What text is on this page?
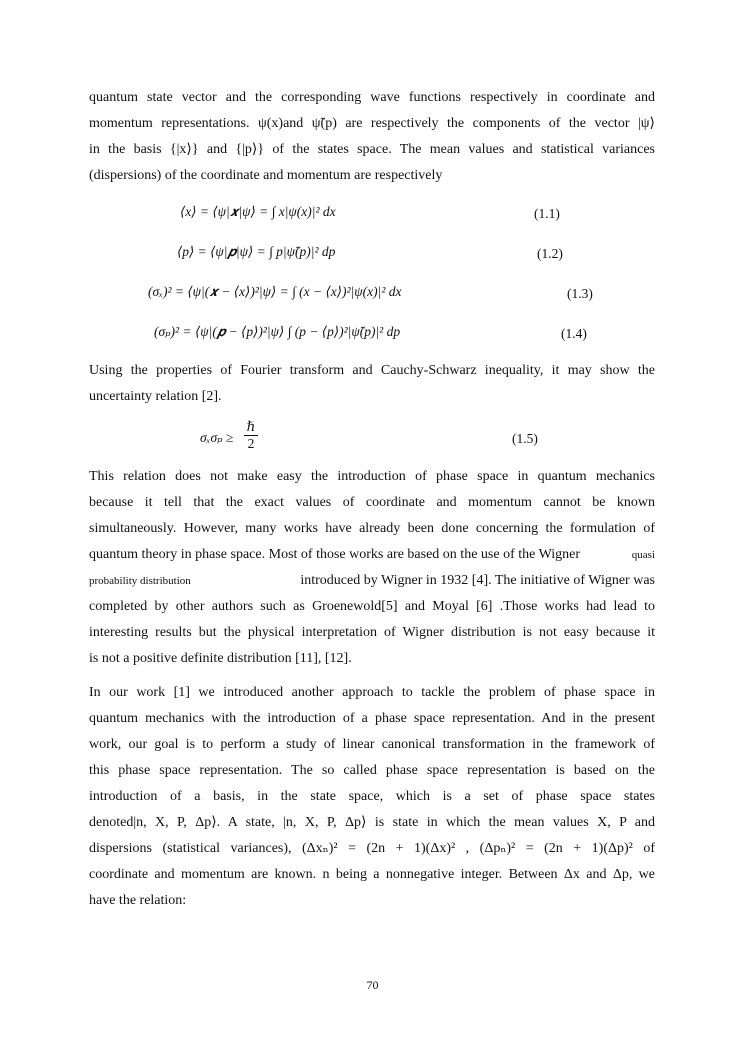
quantum state vector and the corresponding wave functions respectively in coordinate and
momentum representations. ψ(x)and ψ̃(p) are respectively the components of the vector |ψ⟩
in the basis {|x⟩} and {|p⟩} of the states space. The mean values and statistical variances
(dispersions) of the coordinate and momentum are respectively
⟨x⟩ = ⟨ψ|𝒙|ψ⟩ = ∫ x|ψ(x)|² dx	(1.1)
⟨p⟩ = ⟨ψ|𝒑|ψ⟩ = ∫ p|ψ̃(p)|² dp	(1.2)
(σₓ)² = ⟨ψ|(𝒙 − ⟨x⟩)²|ψ⟩ = ∫ (x − ⟨x⟩)²|ψ(x)|² dx	(1.3)
(σₚ)² = ⟨ψ|(𝒑 − ⟨p⟩)²|ψ⟩ ∫ (p − ⟨p⟩)²|ψ̃(p)|² dp	(1.4)
Using the properties of Fourier transform and Cauchy-Schwarz inequality, it may show the
uncertainty relation [2].
σₓσₚ ≥
ℏ
2	(1.5)
This relation does not make easy the introduction of phase space in quantum mechanics
because it tell that the exact values of coordinate and momentum cannot be known
simultaneously. However, many works have already been done concerning the formulation of
quantum theory in phase space. Most of those works are based on the use of the Wigner	quasi
probability distribution	introduced by Wigner in 1932 [4]. The initiative of Wigner was
completed by other authors such as Groenewold[5] and Moyal [6] .Those works had lead to
interesting results but the physical interpretation of Wigner distribution is not easy because it
is not a positive definite distribution [11], [12].
In our work [1] we introduced another approach to tackle the problem of phase space in
quantum mechanics with the introduction of a phase space representation. And in the present
work, our goal is to perform a study of linear canonical transformation in the framework of
this phase space representation. The so called phase space representation is based on the
introduction of a basis, in the state space, which is a set of phase space states
denoted|n, X, P, Δp⟩. A state, |n, X, P, Δp⟩ is state in which the mean values X, P and
dispersions (statistical variances), (Δxₙ)² = (2n + 1)(Δx)² , (Δpₙ)² = (2n + 1)(Δp)² of
coordinate and momentum are known. n being a nonnegative integer. Between Δx and Δp, we
have the relation:
70
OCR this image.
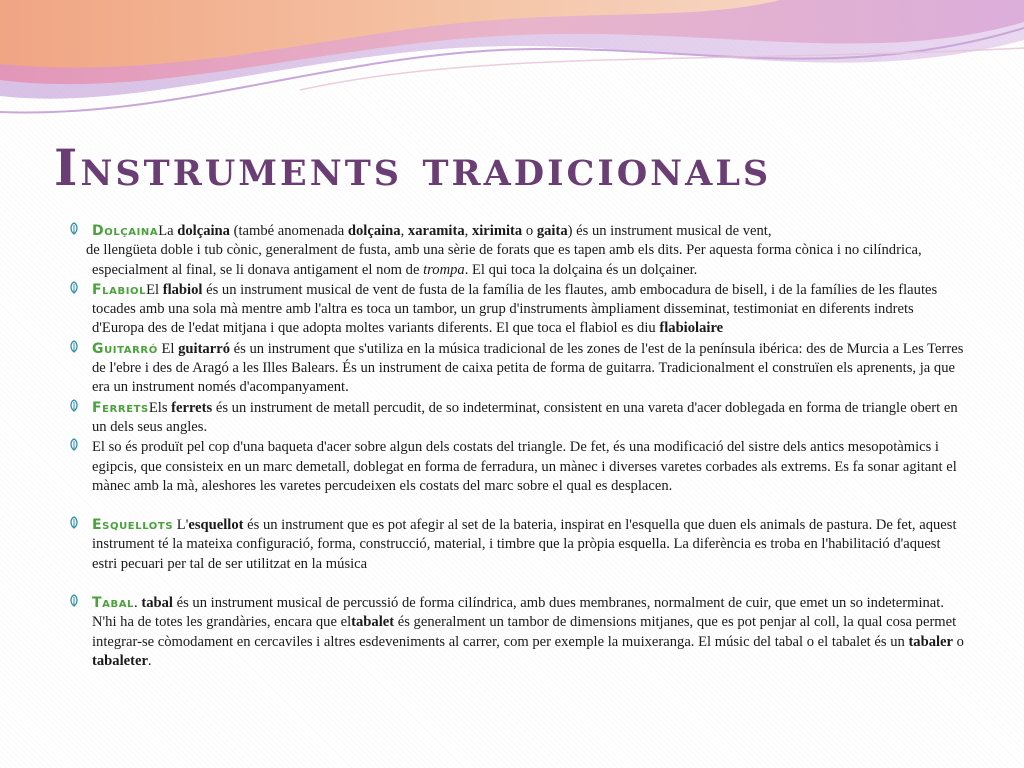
Instruments tradicionals
DolçainaLa dolçaina (també anomenada dolçaina, xaramita, xirimita o gaita) és un instrument musical de vent,
de llengüeta doble i tub cònic, generalment de fusta, amb una sèrie de forats que es tapen amb els dits. Per aquesta forma cònica i no cilíndrica, especialment al final, se li donava antigament el nom de trompa. El qui toca la dolçaina és un dolçainer.
FlabiolEl flabiol és un instrument musical de vent de fusta de la família de les flautes, amb embocadura de bisell, i de la famílies de les flautes tocades amb una sola mà mentre amb l'altra es toca un tambor, un grup d'instruments àmpliament disseminat, testimoniat en diferents indrets d'Europa des de l'edat mitjana i que adopta moltes variants diferents. El que toca el flabiol es diu flabiolaire
Guitarró El guitarró és un instrument que s'utiliza en la música tradicional de les zones de l'est de la península ibérica: des de Murcia a Les Terres de l'ebre i des de Aragó a les Illes Balears. És un instrument de caixa petita de forma de guitarra. Tradicionalment el construïen els aprenents, ja que era un instrument només d'acompanyament.
FerretsEls ferrets és un instrument de metall percudit, de so indeterminat, consistent en una vareta d'acer doblegada en forma de triangle obert en un dels seus angles.
El so és produït pel cop d'una baqueta d'acer sobre algun dels costats del triangle. De fet, és una modificació del sistre dels antics mesopotàmics i egipcis, que consisteix en un marc demetall, doblegat en forma de ferradura, un mànec i diverses varetes corbades als extrems. Es fa sonar agitant el mànec amb la mà, aleshores les varetes percudeixen els costats del marc sobre el qual es desplacen.
Esquellots L'esquellot és un instrument que es pot afegir al set de la bateria, inspirat en l'esquella que duen els animals de pastura. De fet, aquest instrument té la mateixa configuració, forma, construcció, material, i timbre que la pròpia esquella. La diferència es troba en l'habilitació d'aquest estri pecuari per tal de ser utilitzat en la música
Tabal. tabal és un instrument musical de percussió de forma cilíndrica, amb dues membranes, normalment de cuir, que emet un so indeterminat. N'hi ha de totes les grandàries, encara que eltabalet és generalment un tambor de dimensions mitjanes, que es pot penjar al coll, la qual cosa permet integrar-se còmodament en cercaviles i altres esdeveniments al carrer, com per exemple la muixeranga. El músic del tabal o el tabalet és un tabaler o tabaleter.
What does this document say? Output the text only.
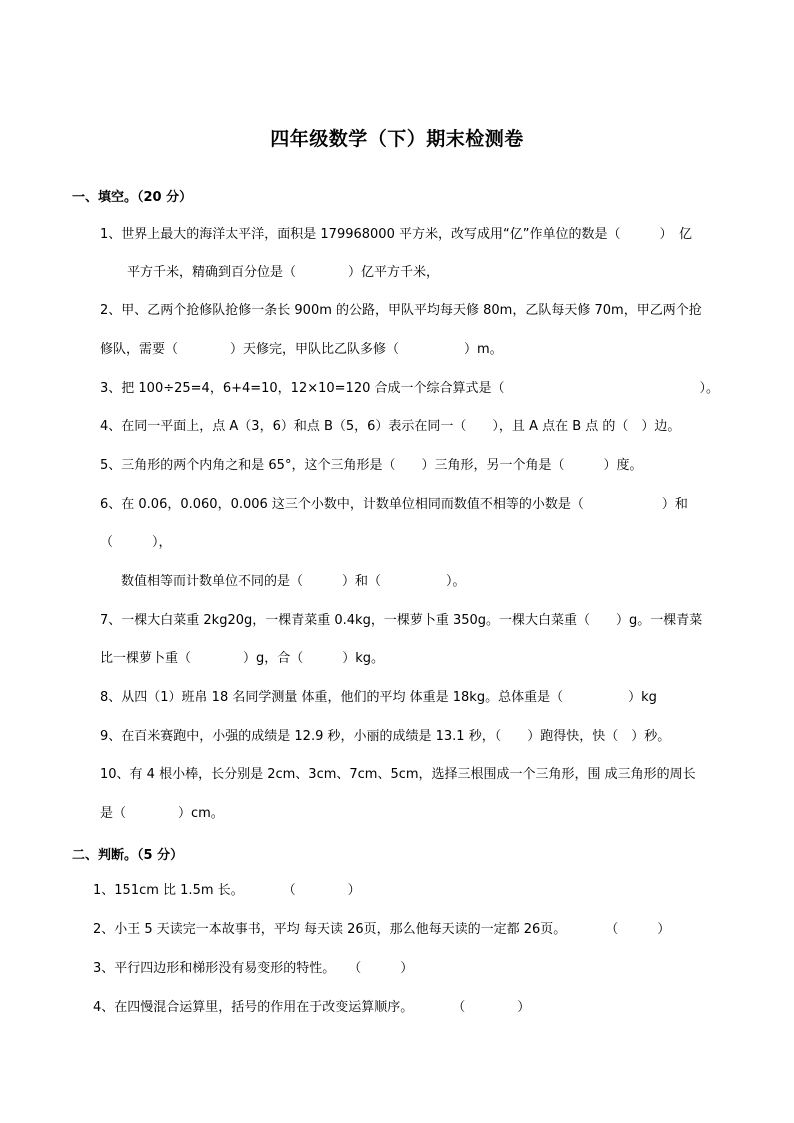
四年级数学（下）期末检测卷
一、填空。（20 分）
1、世界上最大的海洋太平洋，面积是 179968000 平方米，改写成用“亿”作单位的数是（　　　）　亿
平方千米，精确到百分位是（　　　　）亿平方千米，
2、甲、乙两个抢修队抢修一条长 900m 的公路，甲队平均每天修 80m，乙队每天修 70m，甲乙两个抢
修队，需要（　　　　）天修完，甲队比乙队多修（　　　　　）m。
3、把 100÷25=4，6+4=10，12×10=120 合成一个综合算式是（　　　　　　　　　　　　　　　）。
4、在同一平面上，点 A（3，6）和点 B（5，6）表示在同一（　　），且 A 点在 B 点 的（　）边。
5、三角形的两个内角之和是 65°，这个三角形是（　　）三角形，另一个角是（　　　）度。
6、在 0.06，0.060，0.006 这三个小数中，计数单位相同而数值不相等的小数是（　　　　　　）和
（　　　），
数值相等而计数单位不同的是（　　　）和（　　　　　）。
7、一棵大白菜重 2kg20g，一棵青菜重 0.4kg，一棵萝卜重 350g。一棵大白菜重（　　）g。一棵青菜
比一棵萝卜重（　　　　）g，合（　　　）kg。
8、从四（1）班帛 18 名同学测量 体重，他们的平均 体重是 18kg。总体重是（　　　　　）kg
9、在百米赛跑中，小强的成绩是 12.9 秒，小丽的成绩是 13.1 秒，（　　）跑得快，快（　）秒。
10、有 4 根小棒，长分别是 2cm、3cm、7cm、5cm，选择三根围成一个三角形，围 成三角形的周长
是（　　　　）cm。
二、判断。（5 分）
1、151cm 比 1.5m 长。　　　　（　　　　）
2、小王 5 天读完一本故事书，平均 每天读 26页，那么他每天读的一定都 26页。　　　　（　　　）
3、平行四边形和梯形没有易变形的特性。　　（　　　）
4、在四慢混合运算里，括号的作用在于改变运算顺序。　　　　（　　　　）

--

PROBLEM DESCRIPTION:
Return every line containing "dispersions".

TASK RESPONSE:
(dispersions) of the coordinate and momentum are respectively
dispersions (statistical variances), (Δxₙ)² = (2n + 1)(Δx)² , (Δpₙ)² = (2n + 1)(Δp)² of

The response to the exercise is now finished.